→ SET EXERCISE:
Search the material below for the word "this". Copy every line that has it.

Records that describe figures

[start]

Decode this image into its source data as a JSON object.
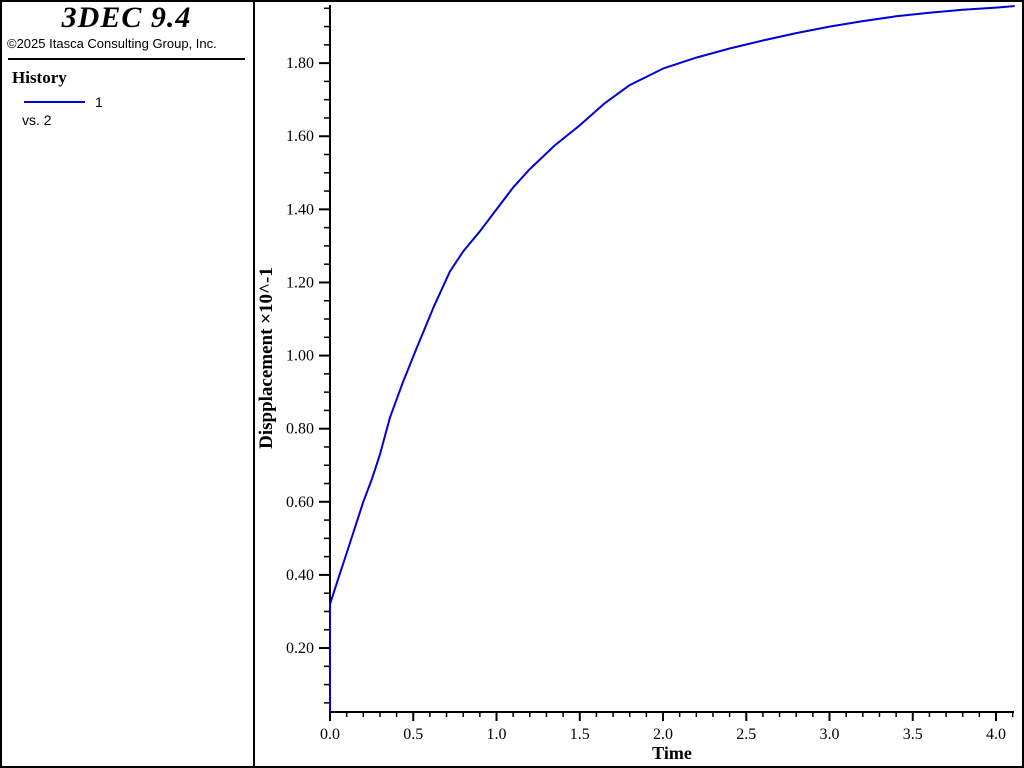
{
  "window": {
    "app_title": "3DEC 9.4",
    "copyright": "©2025 Itasca Consulting Group, Inc."
  },
  "legend": {
    "section_title": "History",
    "series_label": "1",
    "vs_label": "vs. 2"
  },
  "colors": {
    "series_blue": "#0000d8",
    "axis": "#000000",
    "text": "#000000",
    "background": "#ffffff"
  },
  "chart_data": {
    "type": "line",
    "title": "",
    "xlabel": "Time",
    "ylabel": "Dispplacement ×10^-1",
    "xlim": [
      0,
      4.108
    ],
    "ylim": [
      0.025,
      1.959
    ],
    "grid": false,
    "legend_position": "sidebar-top-left",
    "x_ticks": {
      "values": [
        0.0,
        0.5,
        1.0,
        1.5,
        2.0,
        2.5,
        3.0,
        3.5,
        4.0
      ],
      "labels": [
        "0.0",
        "0.5",
        "1.0",
        "1.5",
        "2.0",
        "2.5",
        "3.0",
        "3.5",
        "4.0"
      ],
      "minor_step": 0.1
    },
    "y_ticks": {
      "values": [
        0.2,
        0.4,
        0.6,
        0.8,
        1.0,
        1.2,
        1.4,
        1.6,
        1.8
      ],
      "labels": [
        "0.20",
        "0.40",
        "0.60",
        "0.80",
        "1.00",
        "1.20",
        "1.40",
        "1.60",
        "1.80"
      ],
      "minor_step": 0.05
    },
    "series": [
      {
        "name": "1 vs. 2",
        "color": "#0000d8",
        "points": [
          [
            0.0,
            0.025
          ],
          [
            0.0,
            0.32
          ],
          [
            0.05,
            0.39
          ],
          [
            0.1,
            0.46
          ],
          [
            0.15,
            0.53
          ],
          [
            0.2,
            0.6
          ],
          [
            0.25,
            0.66
          ],
          [
            0.3,
            0.73
          ],
          [
            0.36,
            0.83
          ],
          [
            0.44,
            0.93
          ],
          [
            0.52,
            1.02
          ],
          [
            0.62,
            1.13
          ],
          [
            0.72,
            1.23
          ],
          [
            0.8,
            1.285
          ],
          [
            0.9,
            1.34
          ],
          [
            1.0,
            1.4
          ],
          [
            1.1,
            1.46
          ],
          [
            1.2,
            1.51
          ],
          [
            1.35,
            1.575
          ],
          [
            1.5,
            1.63
          ],
          [
            1.65,
            1.69
          ],
          [
            1.8,
            1.74
          ],
          [
            2.0,
            1.785
          ],
          [
            2.2,
            1.815
          ],
          [
            2.4,
            1.84
          ],
          [
            2.6,
            1.862
          ],
          [
            2.8,
            1.882
          ],
          [
            3.0,
            1.9
          ],
          [
            3.2,
            1.915
          ],
          [
            3.4,
            1.928
          ],
          [
            3.6,
            1.938
          ],
          [
            3.8,
            1.946
          ],
          [
            4.0,
            1.952
          ],
          [
            4.108,
            1.956
          ]
        ]
      }
    ]
  }
}
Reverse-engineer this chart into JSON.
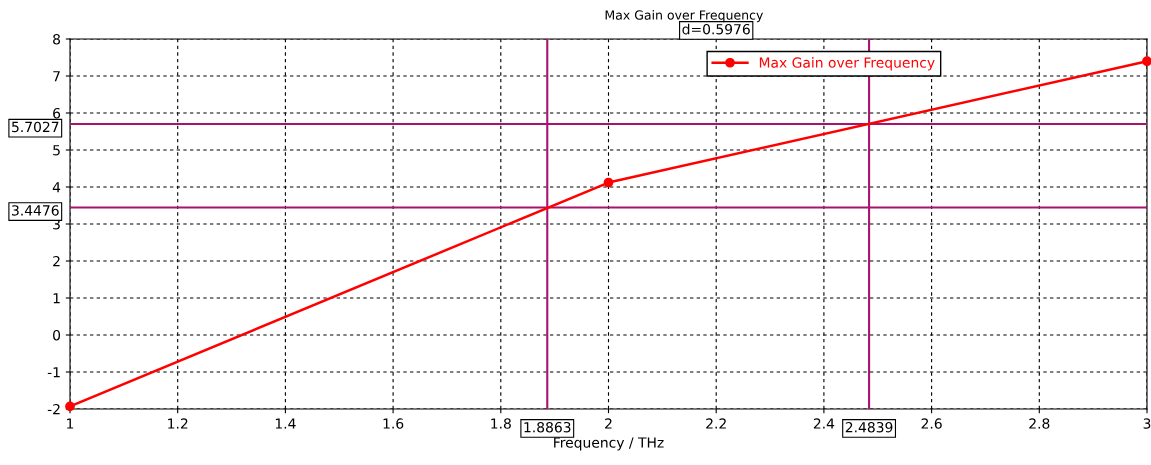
{
  "chart_data": {
    "type": "line",
    "title": "Max Gain over Frequency",
    "xlabel": "Frequency / THz",
    "x": [
      1,
      2,
      3
    ],
    "series": [
      {
        "name": "Max Gain over Frequency",
        "color": "#ff0000",
        "values": [
          -1.93,
          4.12,
          7.4
        ]
      }
    ],
    "xlim": [
      1,
      3
    ],
    "xticks": [
      1,
      1.2,
      1.4,
      1.6,
      1.8,
      2,
      2.2,
      2.4,
      2.6,
      2.8,
      3
    ],
    "ylim": [
      -2,
      8
    ],
    "yticks": [
      -2,
      -1,
      0,
      1,
      2,
      3,
      4,
      5,
      6,
      7,
      8
    ],
    "ref_lines": [
      {
        "axis": "x",
        "value": 1.8863,
        "label": "1.8863",
        "color": "#a8136f"
      },
      {
        "axis": "x",
        "value": 2.4839,
        "label": "2.4839",
        "color": "#a8136f"
      },
      {
        "axis": "y",
        "value": 5.7027,
        "label": "5.7027",
        "color": "#a8136f"
      },
      {
        "axis": "y",
        "value": 3.4476,
        "label": "3.4476",
        "color": "#a8136f"
      }
    ],
    "annotations": [
      "d=0.5976"
    ],
    "grid": true,
    "legend": "top",
    "marker": "circle",
    "line_style": "solid"
  }
}
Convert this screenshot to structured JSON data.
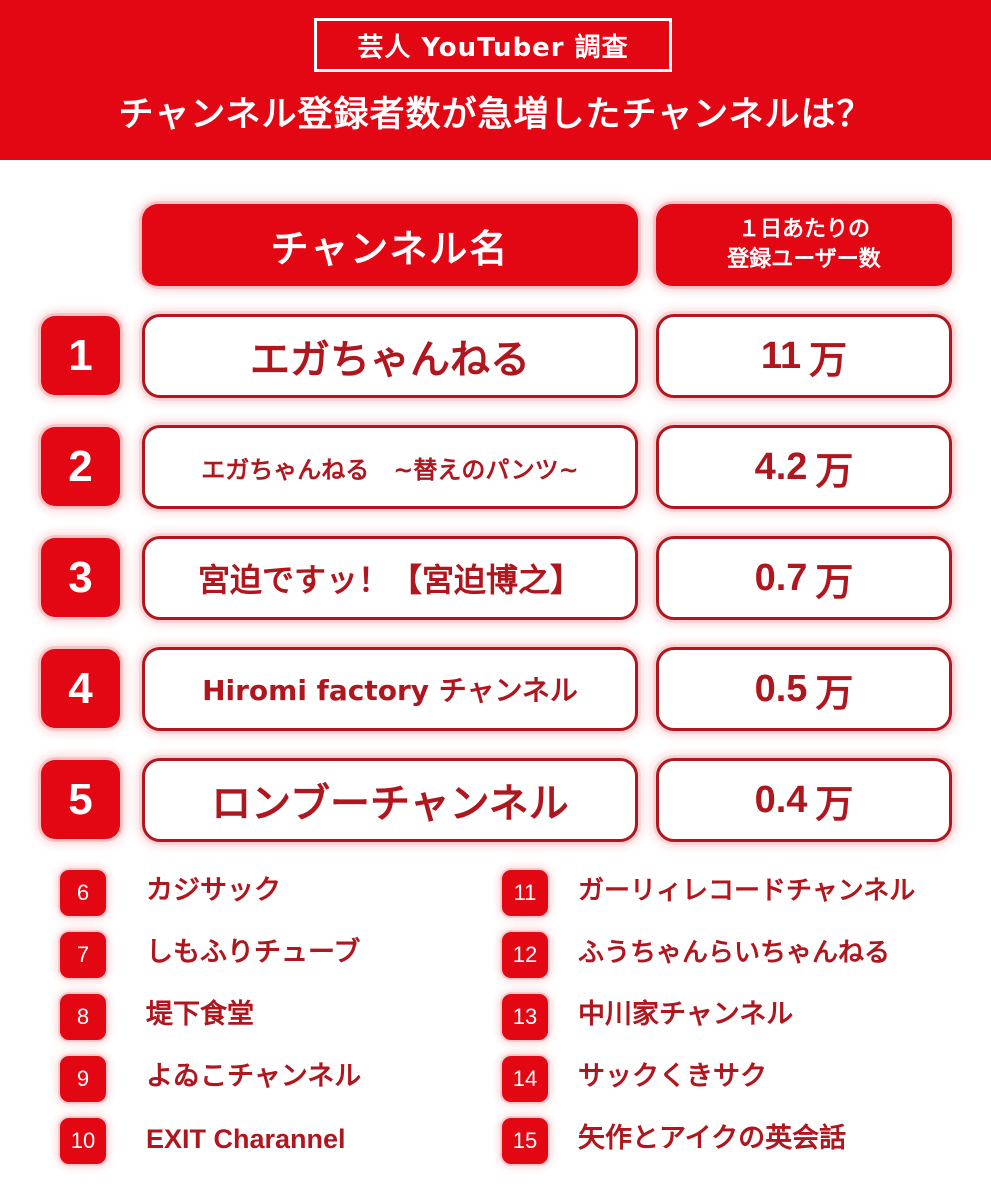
{
  "header": {
    "badge": "芸人 YouTuber 調査",
    "title": "チャンネル登録者数が急増したチャンネルは？"
  },
  "columns": {
    "name": "チャンネル名",
    "count_line1": "１日あたりの",
    "count_line2": "登録ユーザー数"
  },
  "top_ranks": [
    {
      "rank": "1",
      "name": "エガちゃんねる",
      "value": "11",
      "unit": "万"
    },
    {
      "rank": "2",
      "name": "エガちゃんねる　~替えのパンツ~",
      "value": "4.2",
      "unit": "万"
    },
    {
      "rank": "3",
      "name": "宮迫ですッ！【宮迫博之】",
      "value": "0.7",
      "unit": "万"
    },
    {
      "rank": "4",
      "name": "Hiromi factory チャンネル",
      "value": "0.5",
      "unit": "万"
    },
    {
      "rank": "5",
      "name": "ロンブーチャンネル",
      "value": "0.4",
      "unit": "万"
    }
  ],
  "other_ranks_left": [
    {
      "rank": "6",
      "name": "カジサック"
    },
    {
      "rank": "7",
      "name": "しもふりチューブ"
    },
    {
      "rank": "8",
      "name": "堤下食堂"
    },
    {
      "rank": "9",
      "name": "よゐこチャンネル"
    },
    {
      "rank": "10",
      "name": "EXIT Charannel"
    }
  ],
  "other_ranks_right": [
    {
      "rank": "11",
      "name": "ガーリィレコードチャンネル"
    },
    {
      "rank": "12",
      "name": "ふうちゃんらいちゃんねる"
    },
    {
      "rank": "13",
      "name": "中川家チャンネル"
    },
    {
      "rank": "14",
      "name": "サックくきサク"
    },
    {
      "rank": "15",
      "name": "矢作とアイクの英会話"
    }
  ],
  "colors": {
    "accent": "#e30613",
    "text_dark_red": "#b0161d",
    "background": "#ffffff"
  }
}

[end]

→ WRITTEN SOLUTION:
Decode this image into its source data as a JSON object.
Reverse-engineer this chart into JSON.
Convert this screenshot to structured JSON data.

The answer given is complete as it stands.